* **The request**: Keep the pictures out of the copy and print all the entries below exactly.

>> Start

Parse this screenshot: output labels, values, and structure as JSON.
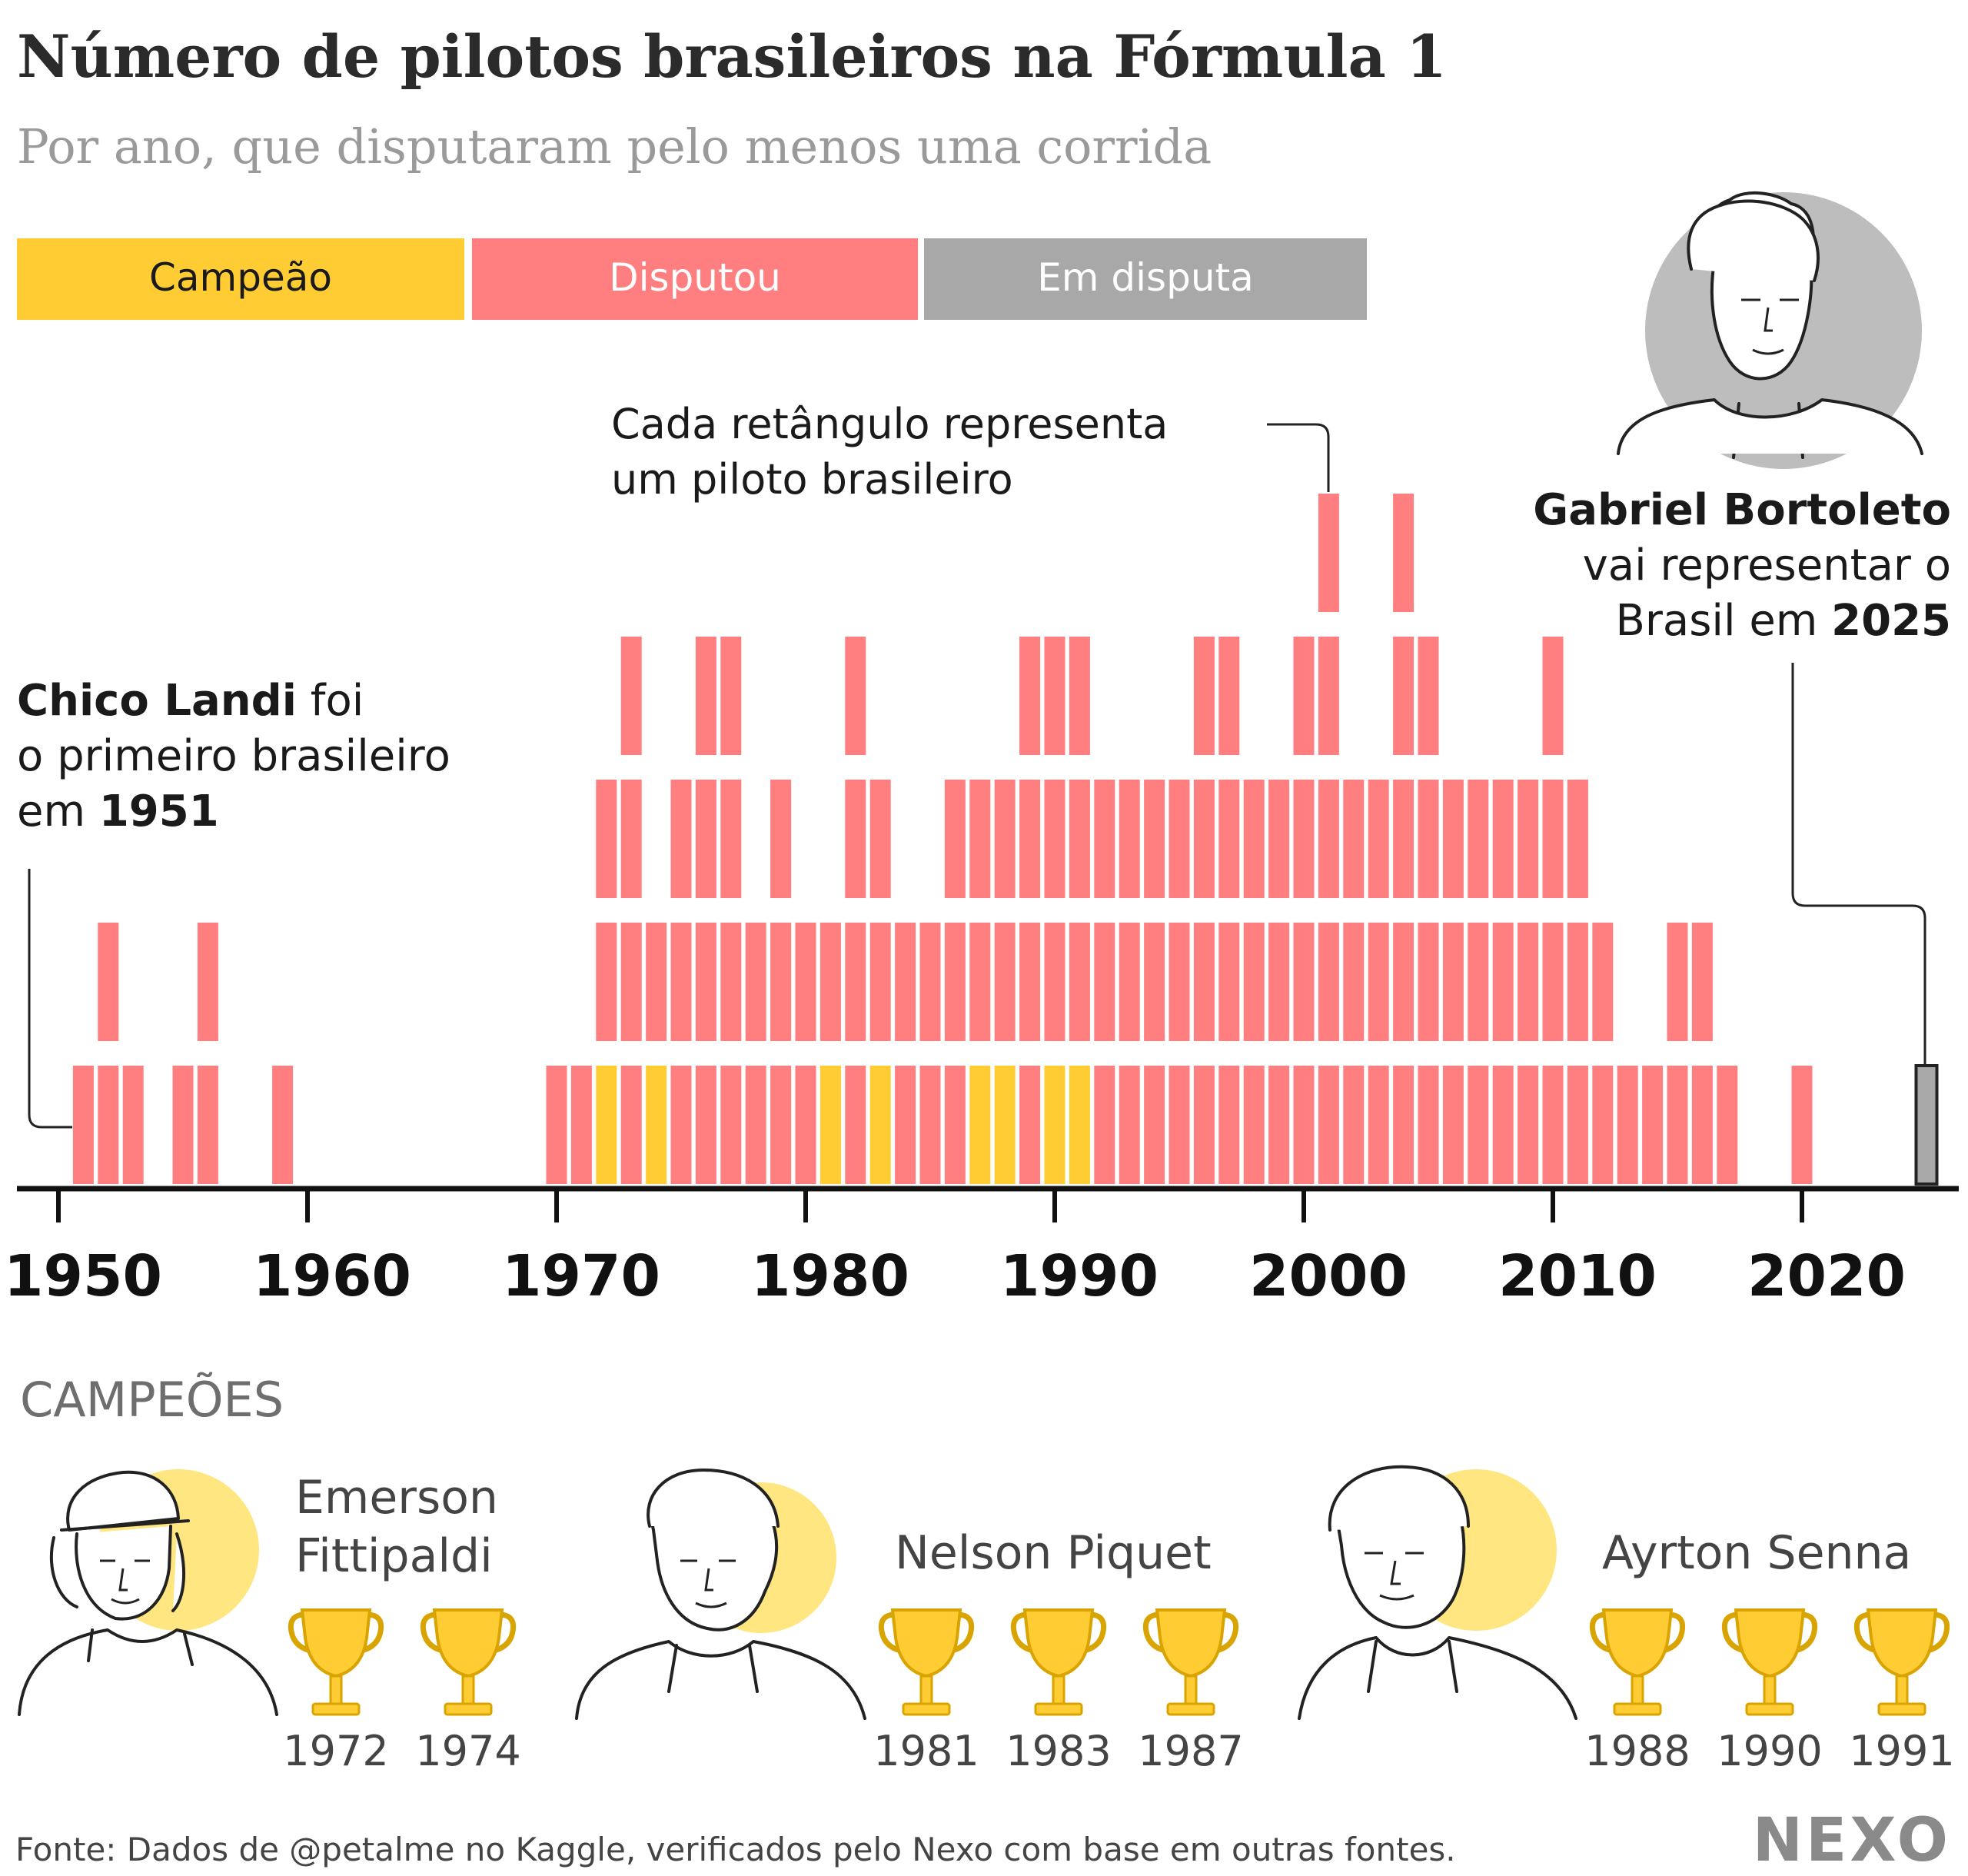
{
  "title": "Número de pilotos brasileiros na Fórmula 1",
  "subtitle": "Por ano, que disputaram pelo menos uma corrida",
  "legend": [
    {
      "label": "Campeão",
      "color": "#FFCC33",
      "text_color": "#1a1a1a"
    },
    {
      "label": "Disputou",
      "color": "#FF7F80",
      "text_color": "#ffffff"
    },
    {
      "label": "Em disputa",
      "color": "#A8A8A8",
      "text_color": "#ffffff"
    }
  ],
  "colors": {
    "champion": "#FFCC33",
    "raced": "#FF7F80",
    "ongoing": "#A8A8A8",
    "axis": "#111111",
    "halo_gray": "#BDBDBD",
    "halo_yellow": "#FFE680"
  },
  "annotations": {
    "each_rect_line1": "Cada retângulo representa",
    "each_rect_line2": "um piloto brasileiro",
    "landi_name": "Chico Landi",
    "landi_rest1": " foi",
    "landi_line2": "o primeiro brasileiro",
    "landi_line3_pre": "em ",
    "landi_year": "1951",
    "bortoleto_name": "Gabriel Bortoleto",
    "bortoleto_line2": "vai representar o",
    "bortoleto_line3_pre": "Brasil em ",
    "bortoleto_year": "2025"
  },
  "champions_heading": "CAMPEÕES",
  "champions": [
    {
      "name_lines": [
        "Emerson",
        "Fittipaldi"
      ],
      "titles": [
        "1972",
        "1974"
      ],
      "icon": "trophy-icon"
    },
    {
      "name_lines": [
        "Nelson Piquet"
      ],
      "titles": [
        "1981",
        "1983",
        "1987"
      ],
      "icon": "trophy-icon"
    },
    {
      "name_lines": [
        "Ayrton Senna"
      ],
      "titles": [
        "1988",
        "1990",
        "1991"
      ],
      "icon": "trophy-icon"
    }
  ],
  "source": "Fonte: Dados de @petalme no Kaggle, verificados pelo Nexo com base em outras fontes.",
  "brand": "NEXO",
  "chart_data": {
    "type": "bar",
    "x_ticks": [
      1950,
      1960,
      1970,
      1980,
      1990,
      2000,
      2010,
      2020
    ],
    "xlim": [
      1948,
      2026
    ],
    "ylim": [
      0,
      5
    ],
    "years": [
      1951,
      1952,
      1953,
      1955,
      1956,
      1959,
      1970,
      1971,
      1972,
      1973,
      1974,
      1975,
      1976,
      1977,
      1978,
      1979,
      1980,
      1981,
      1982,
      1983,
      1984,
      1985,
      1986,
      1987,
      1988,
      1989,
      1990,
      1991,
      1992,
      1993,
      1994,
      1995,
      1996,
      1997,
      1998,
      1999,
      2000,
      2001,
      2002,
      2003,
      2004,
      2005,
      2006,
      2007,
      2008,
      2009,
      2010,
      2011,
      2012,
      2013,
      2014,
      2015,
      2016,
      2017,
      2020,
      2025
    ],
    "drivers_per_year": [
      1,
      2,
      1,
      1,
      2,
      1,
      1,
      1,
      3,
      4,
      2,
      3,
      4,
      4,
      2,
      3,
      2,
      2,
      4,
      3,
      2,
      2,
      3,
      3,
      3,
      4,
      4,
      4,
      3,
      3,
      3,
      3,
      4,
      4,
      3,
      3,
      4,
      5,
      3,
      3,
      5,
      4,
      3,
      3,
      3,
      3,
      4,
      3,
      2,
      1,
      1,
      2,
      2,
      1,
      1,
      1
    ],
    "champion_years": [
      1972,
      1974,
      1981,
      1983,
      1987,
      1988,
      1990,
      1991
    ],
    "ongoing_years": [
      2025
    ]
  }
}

>> End

* **Result**:
Parse this screenshot: output labels, values, and structure as JSON.
{
  "title": "Número de pilotos brasileiros na Fórmula 1",
  "subtitle": "Por ano, que disputaram pelo menos uma corrida",
  "legend": [
    {
      "label": "Campeão",
      "color": "#FFCC33",
      "text_color": "#1a1a1a"
    },
    {
      "label": "Disputou",
      "color": "#FF7F80",
      "text_color": "#ffffff"
    },
    {
      "label": "Em disputa",
      "color": "#A8A8A8",
      "text_color": "#ffffff"
    }
  ],
  "colors": {
    "champion": "#FFCC33",
    "raced": "#FF7F80",
    "ongoing": "#A8A8A8",
    "axis": "#111111",
    "halo_gray": "#BDBDBD",
    "halo_yellow": "#FFE680"
  },
  "annotations": {
    "each_rect_line1": "Cada retângulo representa",
    "each_rect_line2": "um piloto brasileiro",
    "landi_name": "Chico Landi",
    "landi_rest1": " foi",
    "landi_line2": "o primeiro brasileiro",
    "landi_line3_pre": "em ",
    "landi_year": "1951",
    "bortoleto_name": "Gabriel Bortoleto",
    "bortoleto_line2": "vai representar o",
    "bortoleto_line3_pre": "Brasil em ",
    "bortoleto_year": "2025"
  },
  "champions_heading": "CAMPEÕES",
  "champions": [
    {
      "name_lines": [
        "Emerson",
        "Fittipaldi"
      ],
      "titles": [
        "1972",
        "1974"
      ],
      "icon": "trophy-icon"
    },
    {
      "name_lines": [
        "Nelson Piquet"
      ],
      "titles": [
        "1981",
        "1983",
        "1987"
      ],
      "icon": "trophy-icon"
    },
    {
      "name_lines": [
        "Ayrton Senna"
      ],
      "titles": [
        "1988",
        "1990",
        "1991"
      ],
      "icon": "trophy-icon"
    }
  ],
  "source": "Fonte: Dados de @petalme no Kaggle, verificados pelo Nexo com base em outras fontes.",
  "brand": "NEXO",
  "chart_data": {
    "type": "bar",
    "x_ticks": [
      1950,
      1960,
      1970,
      1980,
      1990,
      2000,
      2010,
      2020
    ],
    "xlim": [
      1948,
      2026
    ],
    "ylim": [
      0,
      5
    ],
    "years": [
      1951,
      1952,
      1953,
      1955,
      1956,
      1959,
      1970,
      1971,
      1972,
      1973,
      1974,
      1975,
      1976,
      1977,
      1978,
      1979,
      1980,
      1981,
      1982,
      1983,
      1984,
      1985,
      1986,
      1987,
      1988,
      1989,
      1990,
      1991,
      1992,
      1993,
      1994,
      1995,
      1996,
      1997,
      1998,
      1999,
      2000,
      2001,
      2002,
      2003,
      2004,
      2005,
      2006,
      2007,
      2008,
      2009,
      2010,
      2011,
      2012,
      2013,
      2014,
      2015,
      2016,
      2017,
      2020,
      2025
    ],
    "drivers_per_year": [
      1,
      2,
      1,
      1,
      2,
      1,
      1,
      1,
      3,
      4,
      2,
      3,
      4,
      4,
      2,
      3,
      2,
      2,
      4,
      3,
      2,
      2,
      3,
      3,
      3,
      4,
      4,
      4,
      3,
      3,
      3,
      3,
      4,
      4,
      3,
      3,
      4,
      5,
      3,
      3,
      5,
      4,
      3,
      3,
      3,
      3,
      4,
      3,
      2,
      1,
      1,
      2,
      2,
      1,
      1,
      1
    ],
    "champion_years": [
      1972,
      1974,
      1981,
      1983,
      1987,
      1988,
      1990,
      1991
    ],
    "ongoing_years": [
      2025
    ]
  }
}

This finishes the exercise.